EXERCISE OBJECTIVE: Here are some records. Copy each one exactly.

RECORDS:
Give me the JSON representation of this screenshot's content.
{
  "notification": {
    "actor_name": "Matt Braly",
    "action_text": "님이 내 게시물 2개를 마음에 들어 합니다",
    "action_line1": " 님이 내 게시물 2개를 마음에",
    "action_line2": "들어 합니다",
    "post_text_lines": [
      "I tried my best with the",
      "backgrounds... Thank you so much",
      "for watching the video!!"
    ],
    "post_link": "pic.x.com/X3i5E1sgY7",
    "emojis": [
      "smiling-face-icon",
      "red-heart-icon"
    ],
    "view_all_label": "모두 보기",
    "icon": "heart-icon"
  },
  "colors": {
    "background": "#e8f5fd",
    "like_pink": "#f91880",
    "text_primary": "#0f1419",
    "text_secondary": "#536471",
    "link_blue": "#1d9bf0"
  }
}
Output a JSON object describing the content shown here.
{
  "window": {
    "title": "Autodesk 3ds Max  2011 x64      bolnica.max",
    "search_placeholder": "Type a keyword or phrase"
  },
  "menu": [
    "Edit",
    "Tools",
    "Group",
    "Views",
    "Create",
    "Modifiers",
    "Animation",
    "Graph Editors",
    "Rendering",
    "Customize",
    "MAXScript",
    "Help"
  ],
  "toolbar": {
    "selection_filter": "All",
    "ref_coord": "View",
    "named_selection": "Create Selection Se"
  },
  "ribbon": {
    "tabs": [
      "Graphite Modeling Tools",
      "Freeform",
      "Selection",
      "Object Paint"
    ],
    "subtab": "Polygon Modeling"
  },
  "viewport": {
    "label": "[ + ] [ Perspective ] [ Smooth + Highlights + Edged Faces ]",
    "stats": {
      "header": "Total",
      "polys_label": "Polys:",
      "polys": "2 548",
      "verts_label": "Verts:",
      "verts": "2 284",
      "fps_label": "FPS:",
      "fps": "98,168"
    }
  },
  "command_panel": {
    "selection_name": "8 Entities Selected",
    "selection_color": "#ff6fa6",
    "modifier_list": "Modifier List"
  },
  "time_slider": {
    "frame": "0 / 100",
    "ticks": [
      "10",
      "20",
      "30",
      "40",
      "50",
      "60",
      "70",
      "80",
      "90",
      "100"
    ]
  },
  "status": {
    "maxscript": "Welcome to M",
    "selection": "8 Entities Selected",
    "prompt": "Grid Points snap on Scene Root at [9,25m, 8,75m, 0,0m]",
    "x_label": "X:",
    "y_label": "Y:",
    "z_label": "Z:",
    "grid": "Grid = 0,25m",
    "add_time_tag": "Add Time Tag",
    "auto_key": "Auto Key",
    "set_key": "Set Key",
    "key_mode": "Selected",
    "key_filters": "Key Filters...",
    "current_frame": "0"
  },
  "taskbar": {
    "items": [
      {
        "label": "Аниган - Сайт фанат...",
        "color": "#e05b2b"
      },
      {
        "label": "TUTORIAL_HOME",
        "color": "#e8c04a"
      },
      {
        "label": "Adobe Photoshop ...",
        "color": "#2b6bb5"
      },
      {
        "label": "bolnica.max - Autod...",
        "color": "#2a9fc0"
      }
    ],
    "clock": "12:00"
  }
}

FULL RESPONSE:
Give me the JSON representation of this screenshot's content.
{
  "notification": {
    "actor_name": "Matt Braly",
    "action_text": "님이 내 게시물 2개를 마음에 들어 합니다",
    "action_line1": " 님이 내 게시물 2개를 마음에",
    "action_line2": "들어 합니다",
    "post_text_lines": [
      "I tried my best with the",
      "backgrounds... Thank you so much",
      "for watching the video!!"
    ],
    "post_link": "pic.x.com/X3i5E1sgY7",
    "emojis": [
      "smiling-face-icon",
      "red-heart-icon"
    ],
    "view_all_label": "모두 보기",
    "icon": "heart-icon"
  },
  "colors": {
    "background": "#e8f5fd",
    "like_pink": "#f91880",
    "text_primary": "#0f1419",
    "text_secondary": "#536471",
    "link_blue": "#1d9bf0"
  }
}
Output a JSON object describing the content shown here.
{
  "window": {
    "title": "Autodesk 3ds Max  2011 x64      bolnica.max",
    "search_placeholder": "Type a keyword or phrase"
  },
  "menu": [
    "Edit",
    "Tools",
    "Group",
    "Views",
    "Create",
    "Modifiers",
    "Animation",
    "Graph Editors",
    "Rendering",
    "Customize",
    "MAXScript",
    "Help"
  ],
  "toolbar": {
    "selection_filter": "All",
    "ref_coord": "View",
    "named_selection": "Create Selection Se"
  },
  "ribbon": {
    "tabs": [
      "Graphite Modeling Tools",
      "Freeform",
      "Selection",
      "Object Paint"
    ],
    "subtab": "Polygon Modeling"
  },
  "viewport": {
    "label": "[ + ] [ Perspective ] [ Smooth + Highlights + Edged Faces ]",
    "stats": {
      "header": "Total",
      "polys_label": "Polys:",
      "polys": "2 548",
      "verts_label": "Verts:",
      "verts": "2 284",
      "fps_label": "FPS:",
      "fps": "98,168"
    }
  },
  "command_panel": {
    "selection_name": "8 Entities Selected",
    "selection_color": "#ff6fa6",
    "modifier_list": "Modifier List"
  },
  "time_slider": {
    "frame": "0 / 100",
    "ticks": [
      "10",
      "20",
      "30",
      "40",
      "50",
      "60",
      "70",
      "80",
      "90",
      "100"
    ]
  },
  "status": {
    "maxscript": "Welcome to M",
    "selection": "8 Entities Selected",
    "prompt": "Grid Points snap on Scene Root at [9,25m, 8,75m, 0,0m]",
    "x_label": "X:",
    "y_label": "Y:",
    "z_label": "Z:",
    "grid": "Grid = 0,25m",
    "add_time_tag": "Add Time Tag",
    "auto_key": "Auto Key",
    "set_key": "Set Key",
    "key_mode": "Selected",
    "key_filters": "Key Filters...",
    "current_frame": "0"
  },
  "taskbar": {
    "items": [
      {
        "label": "Аниган - Сайт фанат...",
        "color": "#e05b2b"
      },
      {
        "label": "TUTORIAL_HOME",
        "color": "#e8c04a"
      },
      {
        "label": "Adobe Photoshop ...",
        "color": "#2b6bb5"
      },
      {
        "label": "bolnica.max - Autod...",
        "color": "#2a9fc0"
      }
    ],
    "clock": "12:00"
  }
}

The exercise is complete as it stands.